- DATA:
═══

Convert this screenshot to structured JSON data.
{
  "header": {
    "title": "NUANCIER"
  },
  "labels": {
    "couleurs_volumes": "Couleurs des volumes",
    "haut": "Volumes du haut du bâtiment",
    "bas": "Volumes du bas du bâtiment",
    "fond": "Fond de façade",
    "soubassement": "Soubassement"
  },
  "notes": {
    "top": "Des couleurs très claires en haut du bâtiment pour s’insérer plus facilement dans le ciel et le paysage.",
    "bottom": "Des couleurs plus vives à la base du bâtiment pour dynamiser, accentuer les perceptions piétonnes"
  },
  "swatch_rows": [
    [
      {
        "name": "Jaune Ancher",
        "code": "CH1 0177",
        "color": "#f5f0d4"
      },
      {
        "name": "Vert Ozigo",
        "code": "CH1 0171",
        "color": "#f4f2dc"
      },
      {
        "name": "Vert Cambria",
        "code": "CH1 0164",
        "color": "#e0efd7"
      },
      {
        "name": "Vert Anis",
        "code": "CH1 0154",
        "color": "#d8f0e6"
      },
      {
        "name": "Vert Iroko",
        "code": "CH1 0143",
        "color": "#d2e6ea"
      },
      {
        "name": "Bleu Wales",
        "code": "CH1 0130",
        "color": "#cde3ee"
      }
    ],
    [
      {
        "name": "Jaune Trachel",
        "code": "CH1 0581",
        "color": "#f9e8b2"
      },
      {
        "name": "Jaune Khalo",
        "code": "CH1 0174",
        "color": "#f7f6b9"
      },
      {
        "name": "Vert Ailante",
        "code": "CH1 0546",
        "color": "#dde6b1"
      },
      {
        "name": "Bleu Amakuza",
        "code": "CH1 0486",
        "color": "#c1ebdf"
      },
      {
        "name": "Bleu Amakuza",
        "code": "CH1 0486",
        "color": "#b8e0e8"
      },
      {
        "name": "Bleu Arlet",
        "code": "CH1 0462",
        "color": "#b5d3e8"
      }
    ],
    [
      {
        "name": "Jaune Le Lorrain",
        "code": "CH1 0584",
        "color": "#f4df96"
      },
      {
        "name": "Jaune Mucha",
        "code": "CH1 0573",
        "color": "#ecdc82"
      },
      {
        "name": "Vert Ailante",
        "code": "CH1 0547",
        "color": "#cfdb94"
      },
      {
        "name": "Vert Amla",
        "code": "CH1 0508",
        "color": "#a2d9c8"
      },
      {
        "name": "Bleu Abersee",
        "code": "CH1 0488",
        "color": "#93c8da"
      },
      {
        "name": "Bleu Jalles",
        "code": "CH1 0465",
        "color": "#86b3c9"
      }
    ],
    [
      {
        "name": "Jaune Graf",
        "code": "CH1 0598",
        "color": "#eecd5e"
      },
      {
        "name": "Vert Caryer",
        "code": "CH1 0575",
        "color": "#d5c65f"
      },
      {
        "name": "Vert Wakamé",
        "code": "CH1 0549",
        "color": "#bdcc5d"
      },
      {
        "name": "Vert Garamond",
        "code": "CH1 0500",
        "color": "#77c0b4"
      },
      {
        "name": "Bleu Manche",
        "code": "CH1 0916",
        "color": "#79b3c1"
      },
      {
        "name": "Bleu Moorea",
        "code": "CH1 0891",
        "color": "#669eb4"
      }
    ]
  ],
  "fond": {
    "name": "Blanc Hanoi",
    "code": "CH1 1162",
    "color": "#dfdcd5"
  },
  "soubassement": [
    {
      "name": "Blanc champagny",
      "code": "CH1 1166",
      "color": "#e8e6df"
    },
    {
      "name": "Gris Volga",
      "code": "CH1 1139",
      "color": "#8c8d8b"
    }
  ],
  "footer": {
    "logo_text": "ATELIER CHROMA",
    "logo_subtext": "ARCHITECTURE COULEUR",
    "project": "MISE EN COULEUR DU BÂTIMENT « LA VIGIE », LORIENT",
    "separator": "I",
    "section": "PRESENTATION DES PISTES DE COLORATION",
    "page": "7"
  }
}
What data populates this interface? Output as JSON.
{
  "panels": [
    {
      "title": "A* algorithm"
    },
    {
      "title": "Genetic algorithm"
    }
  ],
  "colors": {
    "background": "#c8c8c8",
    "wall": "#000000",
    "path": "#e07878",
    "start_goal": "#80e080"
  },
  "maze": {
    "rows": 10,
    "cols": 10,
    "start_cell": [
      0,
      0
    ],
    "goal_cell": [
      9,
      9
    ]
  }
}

═══

- AIM OF THE EXERCISE: Copy out all the entries shown above, character for character.

- SOLUTION FOR THIS EXERCISE:
Convert this screenshot to structured JSON data.
{
  "header": {
    "title": "NUANCIER"
  },
  "labels": {
    "couleurs_volumes": "Couleurs des volumes",
    "haut": "Volumes du haut du bâtiment",
    "bas": "Volumes du bas du bâtiment",
    "fond": "Fond de façade",
    "soubassement": "Soubassement"
  },
  "notes": {
    "top": "Des couleurs très claires en haut du bâtiment pour s’insérer plus facilement dans le ciel et le paysage.",
    "bottom": "Des couleurs plus vives à la base du bâtiment pour dynamiser, accentuer les perceptions piétonnes"
  },
  "swatch_rows": [
    [
      {
        "name": "Jaune Ancher",
        "code": "CH1 0177",
        "color": "#f5f0d4"
      },
      {
        "name": "Vert Ozigo",
        "code": "CH1 0171",
        "color": "#f4f2dc"
      },
      {
        "name": "Vert Cambria",
        "code": "CH1 0164",
        "color": "#e0efd7"
      },
      {
        "name": "Vert Anis",
        "code": "CH1 0154",
        "color": "#d8f0e6"
      },
      {
        "name": "Vert Iroko",
        "code": "CH1 0143",
        "color": "#d2e6ea"
      },
      {
        "name": "Bleu Wales",
        "code": "CH1 0130",
        "color": "#cde3ee"
      }
    ],
    [
      {
        "name": "Jaune Trachel",
        "code": "CH1 0581",
        "color": "#f9e8b2"
      },
      {
        "name": "Jaune Khalo",
        "code": "CH1 0174",
        "color": "#f7f6b9"
      },
      {
        "name": "Vert Ailante",
        "code": "CH1 0546",
        "color": "#dde6b1"
      },
      {
        "name": "Bleu Amakuza",
        "code": "CH1 0486",
        "color": "#c1ebdf"
      },
      {
        "name": "Bleu Amakuza",
        "code": "CH1 0486",
        "color": "#b8e0e8"
      },
      {
        "name": "Bleu Arlet",
        "code": "CH1 0462",
        "color": "#b5d3e8"
      }
    ],
    [
      {
        "name": "Jaune Le Lorrain",
        "code": "CH1 0584",
        "color": "#f4df96"
      },
      {
        "name": "Jaune Mucha",
        "code": "CH1 0573",
        "color": "#ecdc82"
      },
      {
        "name": "Vert Ailante",
        "code": "CH1 0547",
        "color": "#cfdb94"
      },
      {
        "name": "Vert Amla",
        "code": "CH1 0508",
        "color": "#a2d9c8"
      },
      {
        "name": "Bleu Abersee",
        "code": "CH1 0488",
        "color": "#93c8da"
      },
      {
        "name": "Bleu Jalles",
        "code": "CH1 0465",
        "color": "#86b3c9"
      }
    ],
    [
      {
        "name": "Jaune Graf",
        "code": "CH1 0598",
        "color": "#eecd5e"
      },
      {
        "name": "Vert Caryer",
        "code": "CH1 0575",
        "color": "#d5c65f"
      },
      {
        "name": "Vert Wakamé",
        "code": "CH1 0549",
        "color": "#bdcc5d"
      },
      {
        "name": "Vert Garamond",
        "code": "CH1 0500",
        "color": "#77c0b4"
      },
      {
        "name": "Bleu Manche",
        "code": "CH1 0916",
        "color": "#79b3c1"
      },
      {
        "name": "Bleu Moorea",
        "code": "CH1 0891",
        "color": "#669eb4"
      }
    ]
  ],
  "fond": {
    "name": "Blanc Hanoi",
    "code": "CH1 1162",
    "color": "#dfdcd5"
  },
  "soubassement": [
    {
      "name": "Blanc champagny",
      "code": "CH1 1166",
      "color": "#e8e6df"
    },
    {
      "name": "Gris Volga",
      "code": "CH1 1139",
      "color": "#8c8d8b"
    }
  ],
  "footer": {
    "logo_text": "ATELIER CHROMA",
    "logo_subtext": "ARCHITECTURE COULEUR",
    "project": "MISE EN COULEUR DU BÂTIMENT « LA VIGIE », LORIENT",
    "separator": "I",
    "section": "PRESENTATION DES PISTES DE COLORATION",
    "page": "7"
  }
}
What data populates this interface? Output as JSON.
{
  "panels": [
    {
      "title": "A* algorithm"
    },
    {
      "title": "Genetic algorithm"
    }
  ],
  "colors": {
    "background": "#c8c8c8",
    "wall": "#000000",
    "path": "#e07878",
    "start_goal": "#80e080"
  },
  "maze": {
    "rows": 10,
    "cols": 10,
    "start_cell": [
      0,
      0
    ],
    "goal_cell": [
      9,
      9
    ]
  }
}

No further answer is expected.